AUFGABE: Welche Zeilen im folgenden Material enthalten die Zeichenfolge „rook“? Ermittle sie alle und schreib jede davon vollständig ab.

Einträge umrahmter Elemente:
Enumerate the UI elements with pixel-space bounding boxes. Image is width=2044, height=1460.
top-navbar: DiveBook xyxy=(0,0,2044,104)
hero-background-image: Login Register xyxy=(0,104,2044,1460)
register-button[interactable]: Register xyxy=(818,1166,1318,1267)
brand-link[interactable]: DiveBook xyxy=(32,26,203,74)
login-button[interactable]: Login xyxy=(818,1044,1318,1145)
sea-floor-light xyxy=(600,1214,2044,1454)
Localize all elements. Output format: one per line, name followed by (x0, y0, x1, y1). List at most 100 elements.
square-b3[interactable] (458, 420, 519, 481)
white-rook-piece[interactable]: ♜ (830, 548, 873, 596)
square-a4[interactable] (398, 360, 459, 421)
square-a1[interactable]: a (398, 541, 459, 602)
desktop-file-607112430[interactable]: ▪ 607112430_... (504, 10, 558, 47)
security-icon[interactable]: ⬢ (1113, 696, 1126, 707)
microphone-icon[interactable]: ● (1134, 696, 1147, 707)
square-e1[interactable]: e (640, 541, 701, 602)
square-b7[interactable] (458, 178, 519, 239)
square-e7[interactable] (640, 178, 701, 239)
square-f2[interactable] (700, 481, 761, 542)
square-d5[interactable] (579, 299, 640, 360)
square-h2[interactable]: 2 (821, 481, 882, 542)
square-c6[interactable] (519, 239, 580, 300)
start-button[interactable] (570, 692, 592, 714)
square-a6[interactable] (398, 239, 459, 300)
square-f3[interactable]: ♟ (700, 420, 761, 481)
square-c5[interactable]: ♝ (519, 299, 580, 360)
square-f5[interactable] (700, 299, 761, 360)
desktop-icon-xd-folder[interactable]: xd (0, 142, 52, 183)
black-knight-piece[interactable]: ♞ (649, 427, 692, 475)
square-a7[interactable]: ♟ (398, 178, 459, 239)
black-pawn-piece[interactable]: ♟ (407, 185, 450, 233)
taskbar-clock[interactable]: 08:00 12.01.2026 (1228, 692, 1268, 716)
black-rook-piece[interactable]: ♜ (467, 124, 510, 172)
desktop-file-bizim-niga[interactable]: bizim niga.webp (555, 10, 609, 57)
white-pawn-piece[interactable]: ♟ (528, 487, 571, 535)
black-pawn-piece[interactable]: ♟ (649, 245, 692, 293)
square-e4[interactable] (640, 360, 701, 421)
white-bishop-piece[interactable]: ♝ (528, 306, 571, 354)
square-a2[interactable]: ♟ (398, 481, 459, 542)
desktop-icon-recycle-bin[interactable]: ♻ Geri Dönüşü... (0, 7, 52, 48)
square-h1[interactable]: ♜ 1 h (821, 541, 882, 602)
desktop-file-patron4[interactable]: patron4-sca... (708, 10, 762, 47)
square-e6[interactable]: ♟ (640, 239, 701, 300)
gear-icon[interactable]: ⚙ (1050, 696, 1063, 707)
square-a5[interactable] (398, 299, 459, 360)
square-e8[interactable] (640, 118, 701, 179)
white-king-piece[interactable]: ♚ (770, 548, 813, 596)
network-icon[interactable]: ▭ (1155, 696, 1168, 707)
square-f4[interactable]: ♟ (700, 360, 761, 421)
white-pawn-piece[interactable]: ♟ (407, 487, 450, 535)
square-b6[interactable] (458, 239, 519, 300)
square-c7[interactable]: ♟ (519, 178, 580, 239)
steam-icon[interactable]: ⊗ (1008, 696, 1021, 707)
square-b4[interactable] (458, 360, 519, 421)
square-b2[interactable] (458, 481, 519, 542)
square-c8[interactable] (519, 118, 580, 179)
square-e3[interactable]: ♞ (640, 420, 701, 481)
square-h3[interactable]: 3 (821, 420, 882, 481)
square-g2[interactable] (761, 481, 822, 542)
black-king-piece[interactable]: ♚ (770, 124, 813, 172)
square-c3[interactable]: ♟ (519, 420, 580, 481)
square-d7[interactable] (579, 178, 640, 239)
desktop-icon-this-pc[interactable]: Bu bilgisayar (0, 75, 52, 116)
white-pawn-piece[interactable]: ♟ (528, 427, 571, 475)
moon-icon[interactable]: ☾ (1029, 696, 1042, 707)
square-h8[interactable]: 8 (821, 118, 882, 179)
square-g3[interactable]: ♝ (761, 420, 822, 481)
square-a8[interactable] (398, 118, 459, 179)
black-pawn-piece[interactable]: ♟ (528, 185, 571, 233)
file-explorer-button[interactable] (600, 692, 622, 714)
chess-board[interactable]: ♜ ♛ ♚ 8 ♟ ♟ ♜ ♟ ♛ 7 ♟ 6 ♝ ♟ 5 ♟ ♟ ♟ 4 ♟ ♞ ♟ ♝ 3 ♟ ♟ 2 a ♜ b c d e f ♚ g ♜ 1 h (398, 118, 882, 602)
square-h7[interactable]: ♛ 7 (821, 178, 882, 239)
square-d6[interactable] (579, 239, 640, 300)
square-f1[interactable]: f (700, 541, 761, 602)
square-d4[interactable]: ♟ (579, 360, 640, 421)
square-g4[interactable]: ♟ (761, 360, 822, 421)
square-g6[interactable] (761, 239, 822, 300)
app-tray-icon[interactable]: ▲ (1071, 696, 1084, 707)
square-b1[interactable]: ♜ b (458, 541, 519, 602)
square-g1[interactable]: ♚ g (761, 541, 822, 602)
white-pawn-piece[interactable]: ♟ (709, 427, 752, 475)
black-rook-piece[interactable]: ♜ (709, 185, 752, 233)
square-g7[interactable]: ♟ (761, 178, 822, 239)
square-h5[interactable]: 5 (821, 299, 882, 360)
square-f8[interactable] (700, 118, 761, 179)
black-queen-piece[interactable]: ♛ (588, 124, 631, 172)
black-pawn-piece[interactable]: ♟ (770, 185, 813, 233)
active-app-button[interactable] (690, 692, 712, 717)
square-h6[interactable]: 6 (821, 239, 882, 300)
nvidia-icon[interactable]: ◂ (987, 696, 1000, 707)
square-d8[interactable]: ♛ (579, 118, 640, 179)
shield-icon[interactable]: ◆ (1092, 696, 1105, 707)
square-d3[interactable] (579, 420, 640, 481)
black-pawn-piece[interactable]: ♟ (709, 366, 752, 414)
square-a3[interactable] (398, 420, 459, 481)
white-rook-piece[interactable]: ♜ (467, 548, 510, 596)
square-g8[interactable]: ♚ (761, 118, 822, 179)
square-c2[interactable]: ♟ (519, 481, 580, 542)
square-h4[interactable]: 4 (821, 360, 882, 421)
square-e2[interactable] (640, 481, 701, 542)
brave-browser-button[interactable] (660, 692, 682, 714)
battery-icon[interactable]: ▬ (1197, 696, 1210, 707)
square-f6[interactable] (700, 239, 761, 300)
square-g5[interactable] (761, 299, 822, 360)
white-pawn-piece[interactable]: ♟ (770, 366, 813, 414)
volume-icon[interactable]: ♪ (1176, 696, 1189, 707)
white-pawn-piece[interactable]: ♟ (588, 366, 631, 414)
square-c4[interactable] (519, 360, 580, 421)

LÖSUNG:
white-rook-piece[interactable]: ♜ (830, 548, 873, 596)
black-rook-piece[interactable]: ♜ (467, 124, 510, 172)
black-rook-piece[interactable]: ♜ (709, 185, 752, 233)
white-rook-piece[interactable]: ♜ (467, 548, 510, 596)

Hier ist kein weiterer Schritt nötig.